* [GIVEN EXERCISE] Go through the entries below and count the lines holding the word "wegen". Reply with only the number, please.

** START OF INFORMATION SUPPLIED **

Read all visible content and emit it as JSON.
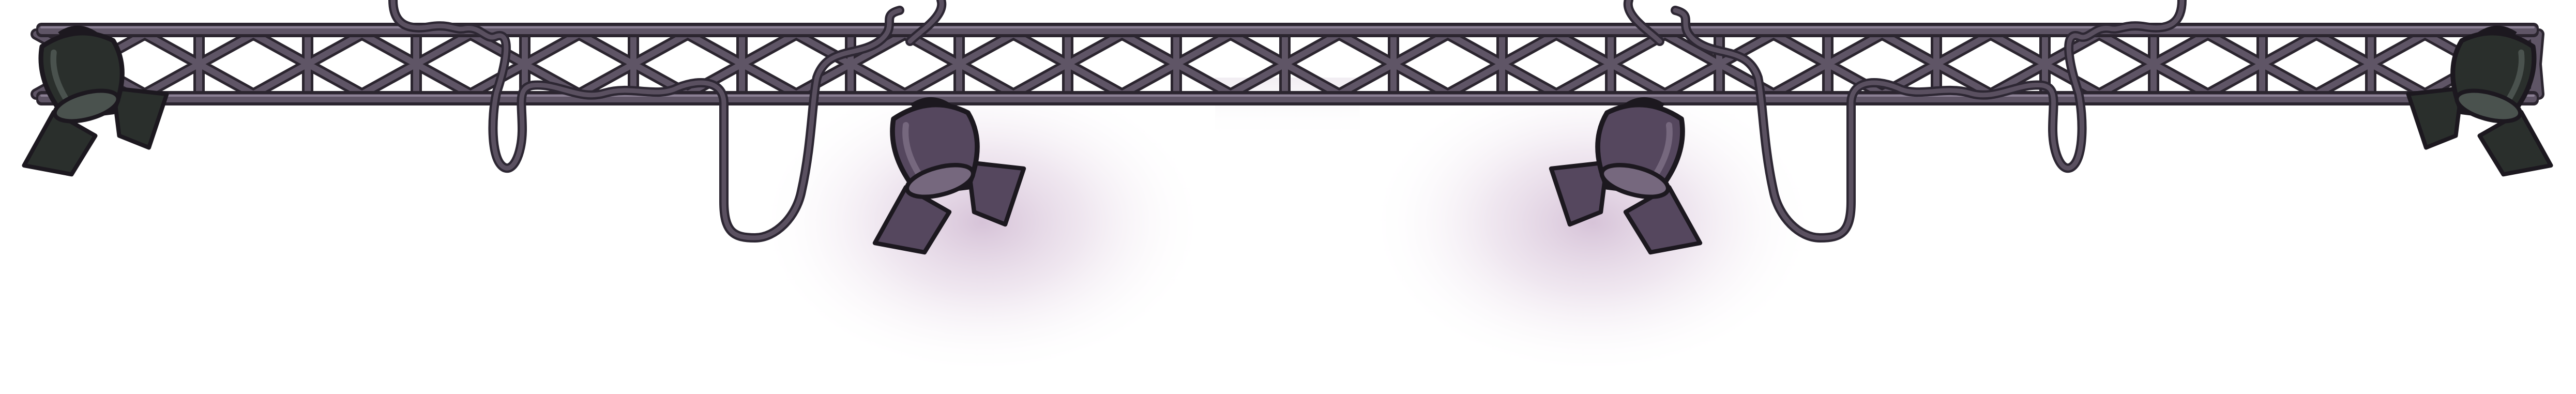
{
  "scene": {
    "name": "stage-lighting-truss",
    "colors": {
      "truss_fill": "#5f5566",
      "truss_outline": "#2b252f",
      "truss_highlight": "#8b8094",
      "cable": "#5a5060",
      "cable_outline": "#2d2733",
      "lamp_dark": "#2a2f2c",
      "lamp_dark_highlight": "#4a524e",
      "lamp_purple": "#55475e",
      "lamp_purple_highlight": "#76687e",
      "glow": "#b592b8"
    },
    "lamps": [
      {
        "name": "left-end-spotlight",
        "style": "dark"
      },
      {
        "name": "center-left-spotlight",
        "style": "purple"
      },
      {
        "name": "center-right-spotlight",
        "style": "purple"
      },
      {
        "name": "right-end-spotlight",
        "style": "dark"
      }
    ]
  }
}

** END OF INFORMATION SUPPLIED **
** START OF INFORMATION SUPPLIED **

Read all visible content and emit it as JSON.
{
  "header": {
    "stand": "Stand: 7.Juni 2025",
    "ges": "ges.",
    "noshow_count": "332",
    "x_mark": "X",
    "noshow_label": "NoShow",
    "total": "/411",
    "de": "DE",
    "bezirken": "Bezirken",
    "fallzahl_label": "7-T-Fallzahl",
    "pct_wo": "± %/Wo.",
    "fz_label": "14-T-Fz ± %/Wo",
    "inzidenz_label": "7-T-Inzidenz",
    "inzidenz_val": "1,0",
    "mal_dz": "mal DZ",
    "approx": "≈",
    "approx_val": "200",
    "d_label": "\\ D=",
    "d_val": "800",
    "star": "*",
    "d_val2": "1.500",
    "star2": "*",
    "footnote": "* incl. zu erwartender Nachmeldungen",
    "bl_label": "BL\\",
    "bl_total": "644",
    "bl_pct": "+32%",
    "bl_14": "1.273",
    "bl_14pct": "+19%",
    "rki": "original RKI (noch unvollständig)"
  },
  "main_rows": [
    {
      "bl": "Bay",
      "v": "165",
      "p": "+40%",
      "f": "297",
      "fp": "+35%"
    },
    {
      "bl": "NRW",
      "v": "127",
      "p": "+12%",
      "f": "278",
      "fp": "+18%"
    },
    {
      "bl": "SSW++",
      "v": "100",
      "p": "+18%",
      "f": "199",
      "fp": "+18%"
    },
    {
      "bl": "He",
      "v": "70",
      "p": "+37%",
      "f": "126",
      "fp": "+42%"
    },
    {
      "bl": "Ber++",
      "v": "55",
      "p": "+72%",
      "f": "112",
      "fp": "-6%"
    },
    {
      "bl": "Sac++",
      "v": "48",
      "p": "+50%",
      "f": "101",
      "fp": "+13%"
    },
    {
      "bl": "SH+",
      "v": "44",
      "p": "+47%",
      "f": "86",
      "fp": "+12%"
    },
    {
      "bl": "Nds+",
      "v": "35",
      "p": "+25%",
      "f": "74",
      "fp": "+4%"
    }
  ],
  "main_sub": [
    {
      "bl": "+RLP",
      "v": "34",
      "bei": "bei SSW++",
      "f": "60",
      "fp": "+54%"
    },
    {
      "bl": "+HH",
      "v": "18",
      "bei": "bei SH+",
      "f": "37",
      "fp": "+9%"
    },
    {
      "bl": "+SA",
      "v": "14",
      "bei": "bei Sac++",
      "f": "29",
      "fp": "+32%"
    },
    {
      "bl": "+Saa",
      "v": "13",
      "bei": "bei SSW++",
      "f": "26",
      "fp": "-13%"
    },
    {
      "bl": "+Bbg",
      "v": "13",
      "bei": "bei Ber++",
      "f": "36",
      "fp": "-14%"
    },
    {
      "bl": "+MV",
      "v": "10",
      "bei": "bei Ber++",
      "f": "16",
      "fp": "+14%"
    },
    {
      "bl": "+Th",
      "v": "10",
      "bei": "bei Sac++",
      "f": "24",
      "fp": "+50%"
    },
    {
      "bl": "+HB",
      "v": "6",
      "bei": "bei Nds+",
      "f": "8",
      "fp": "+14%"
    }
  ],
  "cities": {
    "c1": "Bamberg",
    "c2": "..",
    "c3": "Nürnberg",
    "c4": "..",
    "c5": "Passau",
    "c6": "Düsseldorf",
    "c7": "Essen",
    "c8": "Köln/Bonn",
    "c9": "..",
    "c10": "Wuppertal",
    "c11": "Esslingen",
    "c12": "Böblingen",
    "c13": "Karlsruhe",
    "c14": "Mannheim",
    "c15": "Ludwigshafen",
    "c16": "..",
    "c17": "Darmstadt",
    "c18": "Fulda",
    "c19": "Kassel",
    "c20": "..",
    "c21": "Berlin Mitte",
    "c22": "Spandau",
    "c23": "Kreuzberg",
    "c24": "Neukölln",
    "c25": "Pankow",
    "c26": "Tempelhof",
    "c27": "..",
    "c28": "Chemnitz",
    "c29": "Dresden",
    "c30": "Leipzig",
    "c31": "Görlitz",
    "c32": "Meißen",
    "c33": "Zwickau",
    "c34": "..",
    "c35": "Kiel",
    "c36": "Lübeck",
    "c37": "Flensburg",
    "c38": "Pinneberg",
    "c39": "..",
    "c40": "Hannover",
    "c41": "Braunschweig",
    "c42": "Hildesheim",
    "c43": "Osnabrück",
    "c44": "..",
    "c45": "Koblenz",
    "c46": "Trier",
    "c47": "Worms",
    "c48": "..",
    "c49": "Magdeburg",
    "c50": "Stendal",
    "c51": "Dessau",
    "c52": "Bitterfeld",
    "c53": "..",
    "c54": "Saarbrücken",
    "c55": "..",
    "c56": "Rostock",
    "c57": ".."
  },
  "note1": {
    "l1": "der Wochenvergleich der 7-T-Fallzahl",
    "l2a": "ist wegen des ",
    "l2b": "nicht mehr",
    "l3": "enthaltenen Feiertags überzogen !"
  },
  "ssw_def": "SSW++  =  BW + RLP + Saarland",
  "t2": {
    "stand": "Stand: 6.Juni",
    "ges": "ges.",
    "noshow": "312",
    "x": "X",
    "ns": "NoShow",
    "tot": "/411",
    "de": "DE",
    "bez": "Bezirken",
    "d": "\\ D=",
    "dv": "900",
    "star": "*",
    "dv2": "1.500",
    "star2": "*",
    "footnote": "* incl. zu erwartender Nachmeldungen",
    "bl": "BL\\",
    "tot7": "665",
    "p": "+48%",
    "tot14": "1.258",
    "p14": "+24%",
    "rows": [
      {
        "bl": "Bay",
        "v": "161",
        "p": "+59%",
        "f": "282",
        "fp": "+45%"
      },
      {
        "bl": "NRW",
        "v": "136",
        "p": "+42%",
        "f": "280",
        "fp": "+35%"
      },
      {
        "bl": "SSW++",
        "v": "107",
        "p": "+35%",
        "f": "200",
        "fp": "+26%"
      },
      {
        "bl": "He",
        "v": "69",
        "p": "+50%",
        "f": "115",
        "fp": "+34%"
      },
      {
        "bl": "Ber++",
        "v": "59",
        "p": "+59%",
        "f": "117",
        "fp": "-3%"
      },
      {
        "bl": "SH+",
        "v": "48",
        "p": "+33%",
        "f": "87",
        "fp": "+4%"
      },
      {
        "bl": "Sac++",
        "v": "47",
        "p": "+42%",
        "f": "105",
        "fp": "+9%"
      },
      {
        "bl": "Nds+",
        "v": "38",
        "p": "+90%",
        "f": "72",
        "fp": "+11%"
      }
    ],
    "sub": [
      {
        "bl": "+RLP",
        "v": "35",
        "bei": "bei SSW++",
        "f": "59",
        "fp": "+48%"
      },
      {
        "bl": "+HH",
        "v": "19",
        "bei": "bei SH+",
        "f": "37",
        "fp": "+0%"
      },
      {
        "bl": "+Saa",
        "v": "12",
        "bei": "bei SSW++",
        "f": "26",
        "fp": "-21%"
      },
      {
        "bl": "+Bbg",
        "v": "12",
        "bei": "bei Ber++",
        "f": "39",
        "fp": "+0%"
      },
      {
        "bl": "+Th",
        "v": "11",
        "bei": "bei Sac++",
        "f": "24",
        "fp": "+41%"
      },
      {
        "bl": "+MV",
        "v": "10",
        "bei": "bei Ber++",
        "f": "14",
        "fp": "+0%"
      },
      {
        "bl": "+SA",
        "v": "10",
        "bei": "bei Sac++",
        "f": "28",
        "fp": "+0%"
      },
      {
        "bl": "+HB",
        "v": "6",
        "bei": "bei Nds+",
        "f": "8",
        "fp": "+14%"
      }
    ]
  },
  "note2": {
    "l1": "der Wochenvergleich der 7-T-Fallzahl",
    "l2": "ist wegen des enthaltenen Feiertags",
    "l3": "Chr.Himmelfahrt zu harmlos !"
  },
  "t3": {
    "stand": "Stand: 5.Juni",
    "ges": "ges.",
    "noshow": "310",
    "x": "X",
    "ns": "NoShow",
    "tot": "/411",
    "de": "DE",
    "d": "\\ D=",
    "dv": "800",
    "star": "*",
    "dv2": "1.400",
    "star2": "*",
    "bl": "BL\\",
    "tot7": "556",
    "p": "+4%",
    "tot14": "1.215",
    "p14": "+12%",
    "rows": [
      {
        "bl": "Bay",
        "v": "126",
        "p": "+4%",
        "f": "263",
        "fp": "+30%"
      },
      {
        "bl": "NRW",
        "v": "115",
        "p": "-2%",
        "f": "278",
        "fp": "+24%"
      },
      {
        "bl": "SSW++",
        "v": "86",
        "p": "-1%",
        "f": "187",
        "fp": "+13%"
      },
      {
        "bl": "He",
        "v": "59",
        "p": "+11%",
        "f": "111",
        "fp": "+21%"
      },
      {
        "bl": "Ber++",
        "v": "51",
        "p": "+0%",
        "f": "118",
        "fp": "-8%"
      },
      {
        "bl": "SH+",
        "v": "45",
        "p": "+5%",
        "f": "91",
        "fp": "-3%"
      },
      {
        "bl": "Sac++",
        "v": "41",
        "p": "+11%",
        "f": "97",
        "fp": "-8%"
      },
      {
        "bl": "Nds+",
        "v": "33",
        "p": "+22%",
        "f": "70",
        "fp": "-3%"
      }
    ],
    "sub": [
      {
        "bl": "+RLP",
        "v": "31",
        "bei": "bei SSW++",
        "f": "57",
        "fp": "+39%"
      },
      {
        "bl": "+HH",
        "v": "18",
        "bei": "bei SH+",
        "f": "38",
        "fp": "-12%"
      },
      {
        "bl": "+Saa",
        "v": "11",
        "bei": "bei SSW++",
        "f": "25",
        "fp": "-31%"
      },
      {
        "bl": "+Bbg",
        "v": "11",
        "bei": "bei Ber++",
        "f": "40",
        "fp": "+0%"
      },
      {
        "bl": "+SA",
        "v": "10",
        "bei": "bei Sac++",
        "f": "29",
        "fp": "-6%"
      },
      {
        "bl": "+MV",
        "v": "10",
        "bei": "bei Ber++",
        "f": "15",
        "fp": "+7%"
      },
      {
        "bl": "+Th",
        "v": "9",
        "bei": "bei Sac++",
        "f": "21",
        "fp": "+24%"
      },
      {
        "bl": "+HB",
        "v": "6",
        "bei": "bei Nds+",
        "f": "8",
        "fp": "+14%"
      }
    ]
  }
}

** END OF INFORMATION SUPPLIED **
** START OF INFORMATION SUPPLIED **

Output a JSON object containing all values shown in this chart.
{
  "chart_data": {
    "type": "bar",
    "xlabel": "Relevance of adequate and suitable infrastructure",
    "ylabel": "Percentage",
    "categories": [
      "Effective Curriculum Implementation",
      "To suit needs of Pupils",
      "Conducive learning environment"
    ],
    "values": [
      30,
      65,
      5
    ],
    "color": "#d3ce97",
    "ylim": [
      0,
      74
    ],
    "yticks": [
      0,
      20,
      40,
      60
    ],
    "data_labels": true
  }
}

** END OF INFORMATION SUPPLIED **

* [WRITTEN REPLY] 2